◆ **CHALLENGE**
Search the data for the word "this" and copy every line that contains it.

++++

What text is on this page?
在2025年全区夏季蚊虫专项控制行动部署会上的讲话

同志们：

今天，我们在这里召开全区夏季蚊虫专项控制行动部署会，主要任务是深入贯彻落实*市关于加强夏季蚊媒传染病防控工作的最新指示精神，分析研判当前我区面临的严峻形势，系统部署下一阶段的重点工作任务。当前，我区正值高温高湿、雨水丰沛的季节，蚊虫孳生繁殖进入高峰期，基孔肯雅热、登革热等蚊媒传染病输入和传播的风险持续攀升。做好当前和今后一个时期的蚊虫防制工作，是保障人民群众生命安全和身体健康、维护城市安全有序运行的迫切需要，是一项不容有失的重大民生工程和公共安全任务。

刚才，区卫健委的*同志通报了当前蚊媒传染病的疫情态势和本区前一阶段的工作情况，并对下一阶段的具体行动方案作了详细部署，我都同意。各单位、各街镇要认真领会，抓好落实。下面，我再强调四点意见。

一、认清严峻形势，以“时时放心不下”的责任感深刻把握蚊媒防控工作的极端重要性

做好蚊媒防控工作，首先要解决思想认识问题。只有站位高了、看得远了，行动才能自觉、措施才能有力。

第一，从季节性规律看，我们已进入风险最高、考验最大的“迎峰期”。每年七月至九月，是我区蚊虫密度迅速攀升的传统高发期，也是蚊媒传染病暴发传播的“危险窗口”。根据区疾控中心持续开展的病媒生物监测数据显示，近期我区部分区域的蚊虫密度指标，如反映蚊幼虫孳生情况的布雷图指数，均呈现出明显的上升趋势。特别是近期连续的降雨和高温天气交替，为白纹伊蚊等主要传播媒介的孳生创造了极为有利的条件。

++++

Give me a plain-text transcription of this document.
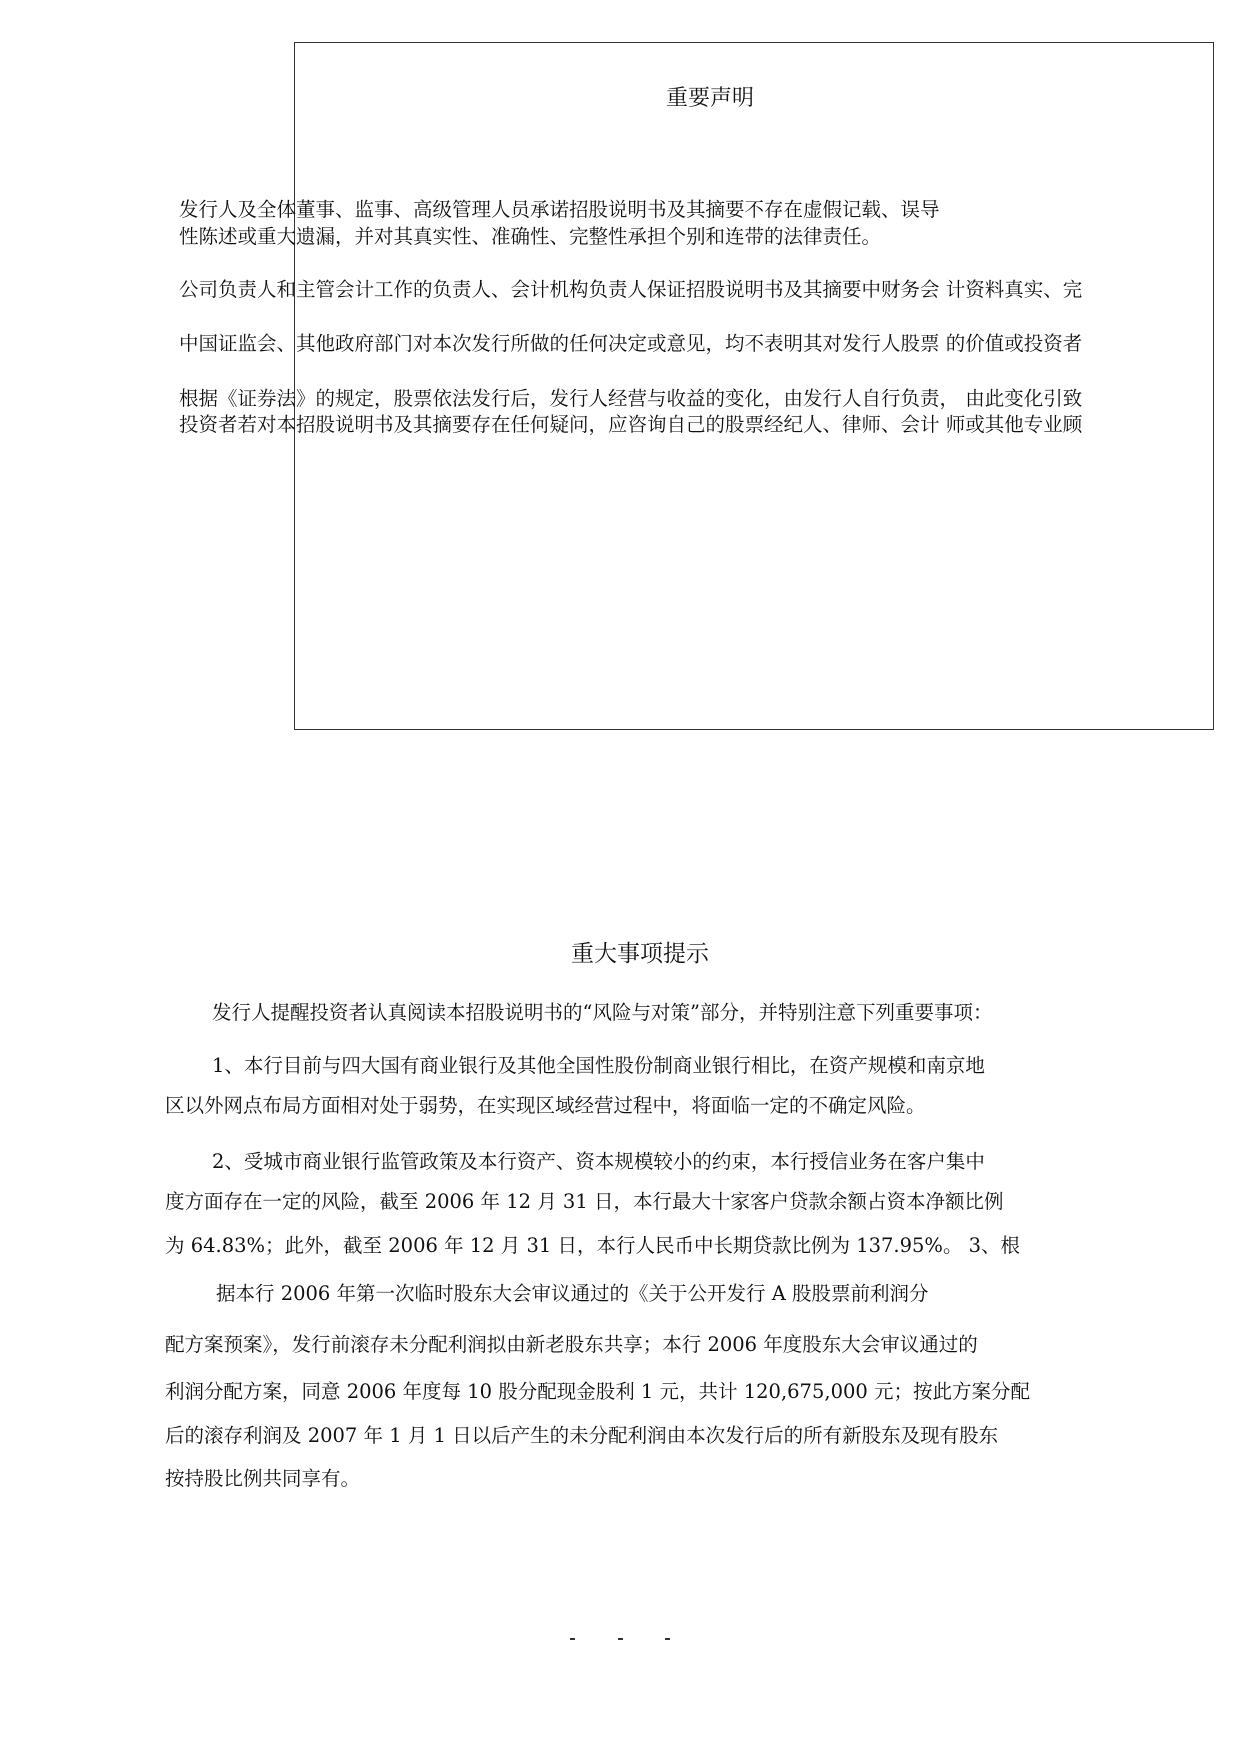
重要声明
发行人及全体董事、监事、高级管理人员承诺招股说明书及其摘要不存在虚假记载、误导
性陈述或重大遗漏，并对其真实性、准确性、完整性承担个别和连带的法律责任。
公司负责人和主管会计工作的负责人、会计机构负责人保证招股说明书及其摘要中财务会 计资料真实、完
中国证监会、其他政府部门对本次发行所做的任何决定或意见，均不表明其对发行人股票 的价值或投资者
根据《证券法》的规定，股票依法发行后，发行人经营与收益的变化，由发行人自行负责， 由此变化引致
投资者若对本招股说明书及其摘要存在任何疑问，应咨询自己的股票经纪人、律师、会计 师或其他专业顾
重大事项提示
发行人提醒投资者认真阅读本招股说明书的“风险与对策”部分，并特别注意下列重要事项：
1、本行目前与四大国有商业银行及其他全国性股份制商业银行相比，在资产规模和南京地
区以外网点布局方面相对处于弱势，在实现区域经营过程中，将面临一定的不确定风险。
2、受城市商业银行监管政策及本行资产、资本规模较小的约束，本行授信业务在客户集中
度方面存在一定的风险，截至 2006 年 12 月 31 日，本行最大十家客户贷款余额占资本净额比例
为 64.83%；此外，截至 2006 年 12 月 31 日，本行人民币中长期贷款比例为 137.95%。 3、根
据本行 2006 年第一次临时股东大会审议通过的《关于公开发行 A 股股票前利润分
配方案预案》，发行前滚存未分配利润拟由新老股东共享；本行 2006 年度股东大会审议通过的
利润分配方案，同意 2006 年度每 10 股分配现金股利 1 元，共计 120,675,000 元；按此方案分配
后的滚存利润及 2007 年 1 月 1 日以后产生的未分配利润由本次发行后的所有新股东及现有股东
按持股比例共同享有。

++++

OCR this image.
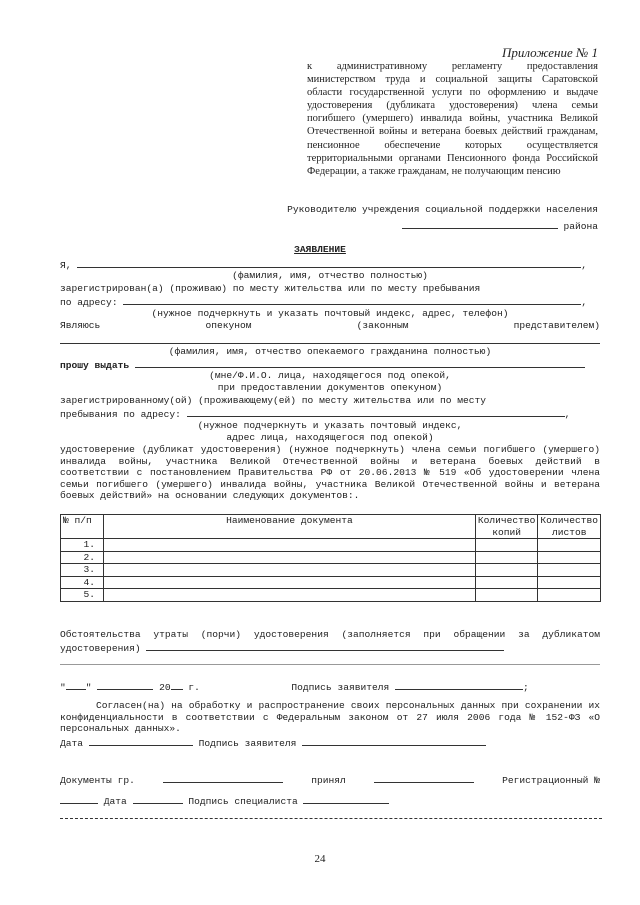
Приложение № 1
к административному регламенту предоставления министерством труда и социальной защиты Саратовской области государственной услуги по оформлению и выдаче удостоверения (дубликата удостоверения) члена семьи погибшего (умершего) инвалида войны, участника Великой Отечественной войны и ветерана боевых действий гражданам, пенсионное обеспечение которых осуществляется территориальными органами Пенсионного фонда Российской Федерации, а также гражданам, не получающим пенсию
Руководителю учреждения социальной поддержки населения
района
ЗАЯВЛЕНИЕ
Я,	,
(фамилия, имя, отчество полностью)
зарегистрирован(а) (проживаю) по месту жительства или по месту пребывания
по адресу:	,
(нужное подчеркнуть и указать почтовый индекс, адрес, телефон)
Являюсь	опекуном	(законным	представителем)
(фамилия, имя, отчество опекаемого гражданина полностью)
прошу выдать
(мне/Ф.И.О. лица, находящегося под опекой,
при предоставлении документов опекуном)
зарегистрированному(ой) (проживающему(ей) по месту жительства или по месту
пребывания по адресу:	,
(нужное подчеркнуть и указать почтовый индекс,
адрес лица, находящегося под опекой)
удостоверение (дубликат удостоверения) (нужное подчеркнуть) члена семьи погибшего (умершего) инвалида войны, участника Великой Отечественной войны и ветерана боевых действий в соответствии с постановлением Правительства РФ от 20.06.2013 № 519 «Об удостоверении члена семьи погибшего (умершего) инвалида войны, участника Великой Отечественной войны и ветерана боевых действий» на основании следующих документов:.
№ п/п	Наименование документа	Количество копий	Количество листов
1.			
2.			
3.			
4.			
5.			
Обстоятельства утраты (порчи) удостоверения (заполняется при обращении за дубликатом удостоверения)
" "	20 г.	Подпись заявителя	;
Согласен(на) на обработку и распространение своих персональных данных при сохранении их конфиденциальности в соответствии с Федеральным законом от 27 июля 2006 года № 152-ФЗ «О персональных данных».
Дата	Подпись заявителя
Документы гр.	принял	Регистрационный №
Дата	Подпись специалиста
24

++++

◆ **SOLUTION**
What text is on this page?
Give me a plain-text transcription of this document.
OCR this image.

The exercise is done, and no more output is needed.